*WRITTEN INSTRUCTION 1*:
Rewrite the stretch of the page on the longest word with all prefixes from "Longest Valid Word with" through "the string itself.", replacing "array of strings" with "list of strings".
*WRITTEN INSTRUCTION 2*:
Answer these questions about the page on the longest word with all prefixes:
(a) What output does the first example give?
(b) What search method does the naive approach use to check whether each prefix exists?
(c) On what date was the page last updated?
*WRITTEN INSTRUCTION 3*:
Continue the page on the longest word with all prefixes from where it stops.

*SELECTION*:
Longest Valid Word with All Prefixes
Last Updated :
03 Jul, 2025
Given an array of strings arr[], find the longest string such that all of its prefixes are also present in arr[]. If there are multiple such strings with the same maximum length, return the lexicographically smallest one.
Note: A prefix of a string is any substring starting from the first character, including the string itself.
Examples:
Input: arr[] = ["ab", "a", "abc", "abd"]
Output: abc
Explanation: Each of "abc" and "abd" has all its prefixes in the array. ("abc" → prefixes: "a", "ab", "abc " and "abd" → prefixes: "a", "ab", "abd"). Since both satisfy the condition and are of equal length, we return the lexicographically smaller one, which is "abc".
Input: arr[] = ["p", "pr", "pro", "probl", "problem", "pros", "process", "processor"]
Output: "pros"
Explanation: "pros" is the longest word with all prefixes present in the array(i.e., "p", "pr", "pro" , "pros")
[Naive Approach] Using Sorting and Binary Search
The idea is to sort the words lexicographically, then iterate through each word and check if all of its prefixes (including itself) exist in the list using binary search. The longest valid word is tracked, and in case of a tie, the lexicographically smaller one is chosen.
C++
#include <iostream>
#include <vector>
#include <algorithm>
using namespace std;
string longestString(vector<string>& arr) {
// sort the arr for Binary Search to work correctly
sort(arr.begin(), arr.end());
string result;
// check each word
for (string& word : arr) {
bool isValid = true;
string prefix;
// check all prefixes of the word
for (char ch : word) {
prefix += ch;
// if the prefix is not in the array
if (!binary_search(arr.begin(), arr.end(), prefix)) {
isValid = false;
break;
}
}
// update result if current word is valid
// and better than current result
if (isValid &&
(word.size() > result.size() ||
(word.size() == result.size() && word < result))) {
result = word;
}
}
return result;
}
int main() {
vector<string> arr = {"ab", "a", "abc", "abd"};
cout << longestString(arr) << endl;
return 0;
}
import java.util.Arrays;
class GfG {
public static String longestString(String[] arr) {
// sort the arr for Binary Search to work correctly
Arrays.sort(arr);
String result = "";
// check each word
for (String word : arr) {
boolean isValid = true;
String prefix = "";
// check all prefixes of the word
for (char ch : word.toCharArray()) {
prefix += ch;
// if the prefix is not in the array
if (Arrays.binarySearch(arr, prefix) < 0) {
isValid = false;
break;
}
}
// update result if current word is valid
// and better than current result
if (isValid &&
(word.length() > result.length() ||
(word.length() == result.length() &&
word.compareTo(result) < 0))) {
result = word;
}
}
return result;
}
public static void main(String[] args) {
String[] arr = {"ab", "a", "abc", "abd"};
System.out.println(longestString(arr));
}
}
def longestString(arr):
# sort the arr for Binary Search to work correctly
arr.sort()

*EXTRACTED INFORMATION*:
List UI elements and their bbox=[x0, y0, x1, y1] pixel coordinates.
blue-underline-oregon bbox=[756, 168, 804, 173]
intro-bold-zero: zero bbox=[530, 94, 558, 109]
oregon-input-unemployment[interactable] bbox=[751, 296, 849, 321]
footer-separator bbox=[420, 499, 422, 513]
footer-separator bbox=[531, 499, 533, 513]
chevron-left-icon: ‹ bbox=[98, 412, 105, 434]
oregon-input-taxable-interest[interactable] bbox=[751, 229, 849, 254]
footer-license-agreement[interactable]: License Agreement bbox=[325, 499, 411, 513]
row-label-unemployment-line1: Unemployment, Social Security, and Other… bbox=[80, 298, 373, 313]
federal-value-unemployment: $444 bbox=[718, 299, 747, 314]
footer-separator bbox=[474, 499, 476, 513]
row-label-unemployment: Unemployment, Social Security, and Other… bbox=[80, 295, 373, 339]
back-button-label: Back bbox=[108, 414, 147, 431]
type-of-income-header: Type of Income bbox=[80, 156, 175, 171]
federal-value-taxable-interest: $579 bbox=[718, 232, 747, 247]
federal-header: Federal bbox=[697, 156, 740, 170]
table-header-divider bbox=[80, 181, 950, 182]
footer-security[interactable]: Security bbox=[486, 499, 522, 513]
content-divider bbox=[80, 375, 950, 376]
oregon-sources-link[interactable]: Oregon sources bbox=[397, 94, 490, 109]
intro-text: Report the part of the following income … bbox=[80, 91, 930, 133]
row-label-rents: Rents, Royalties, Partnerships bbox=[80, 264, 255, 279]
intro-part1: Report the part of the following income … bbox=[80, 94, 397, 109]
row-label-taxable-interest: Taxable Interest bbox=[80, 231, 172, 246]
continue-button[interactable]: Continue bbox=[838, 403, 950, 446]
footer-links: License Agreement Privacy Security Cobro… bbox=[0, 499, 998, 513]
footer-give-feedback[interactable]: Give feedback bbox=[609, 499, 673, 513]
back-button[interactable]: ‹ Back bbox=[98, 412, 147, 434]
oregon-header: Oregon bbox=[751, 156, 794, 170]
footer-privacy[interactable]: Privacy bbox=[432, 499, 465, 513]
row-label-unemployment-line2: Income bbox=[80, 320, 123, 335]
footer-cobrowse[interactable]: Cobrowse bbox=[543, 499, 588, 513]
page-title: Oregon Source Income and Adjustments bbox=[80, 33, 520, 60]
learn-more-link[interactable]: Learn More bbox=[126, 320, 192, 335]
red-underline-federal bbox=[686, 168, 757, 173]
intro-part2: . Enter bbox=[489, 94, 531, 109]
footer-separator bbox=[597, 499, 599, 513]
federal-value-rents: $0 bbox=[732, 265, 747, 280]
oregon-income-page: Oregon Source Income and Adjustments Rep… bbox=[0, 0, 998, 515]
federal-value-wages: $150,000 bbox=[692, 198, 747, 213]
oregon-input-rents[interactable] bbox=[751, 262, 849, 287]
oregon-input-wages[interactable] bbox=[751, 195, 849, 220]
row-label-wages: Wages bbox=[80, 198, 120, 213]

*RIGHT ANSWER 1*:
Longest Valid Word with All Prefixes
Last Updated :
03 Jul, 2025
Given an list of strings arr[], find the longest string such that all of its prefixes are also present in arr[]. If there are multiple such strings with the same maximum length, return the lexicographically smallest one.
Note: A prefix of a string is any substring starting from the first character, including the string itself.

*RIGHT ANSWER 2*:
(a) abc
(b) Binary search
(c) 03 Jul, 2025

*RIGHT ANSWER 3*:
result = ""
# check each word
for word in arr:
isValid = True
prefix = ""
# check all prefixes of the word
for ch in word:
prefix += ch
# if the prefix is not in the array
if prefix not in arr:
isValid = False
break
# update result if current word is valid
# and better than current result
if isValid and (
len(word) > len(result) or
(len(word) == len(result) and word < result)):
result = word
return result
if __name__ == "__main__":
arr = ["ab", "a", "abc", "abd"]
print(longestString(arr))
using System;
using System.Collections.Generic;
class GfG {
public static string longestString(string[] arr) {
// sort the arr for Binary Search to work correctly
Array.Sort(arr);
string result = "";
// check each word
foreach (string word in arr) {
bool isValid = true;
string prefix = "";
// check all prefixes of the word
foreach (char ch in word) {
prefix += ch;
// if the prefix is not in the array
if (Array.BinarySearch(arr, prefix) < 0) {
isValid = false;
break;
}
}
// update result if current word is valid
// and better than current result
if (isValid &&
(word.Length > result.Length ||
(word.Length == result.Length &&
string.Compare(word, result) < 0))) {
result = word;
}
}
return result;
}
public static void Main(string[] args) {
string[] arr = { "ab", "a", "abc", "abd" };
Console.WriteLine(longestString(arr));
}
}
function longestString(arr) {
// sort the arr for Binary Search to work correctly
arr.sort();
let result = "";
// check each word
for (let word of arr) {
let isValid = true;
let prefix = "";
// check all prefixes of the word
for (let ch of word) {
prefix += ch;
// if the prefix is not in the array
if (!arr.includes(prefix)) {
isValid = false;
break;
}
}
// update result if current word is valid
// and better than current result
if (isValid &&
(word.length > result.length ||
(word.length === result.length && word < result))) {
result = word;
}
}
return result;
}
// Driver Code
const arr = ["ab", "a", "abc", "abd"];
console.log(longestString(arr));
Time Complexity: O(n*k2*log n) for each word, of length up to k, generating k prefixes, with each requiring a binary search that cost O(k * log n) due to string comparison.
Auxiliary Space: O(1) as no extra data structure are used apart from a few variable.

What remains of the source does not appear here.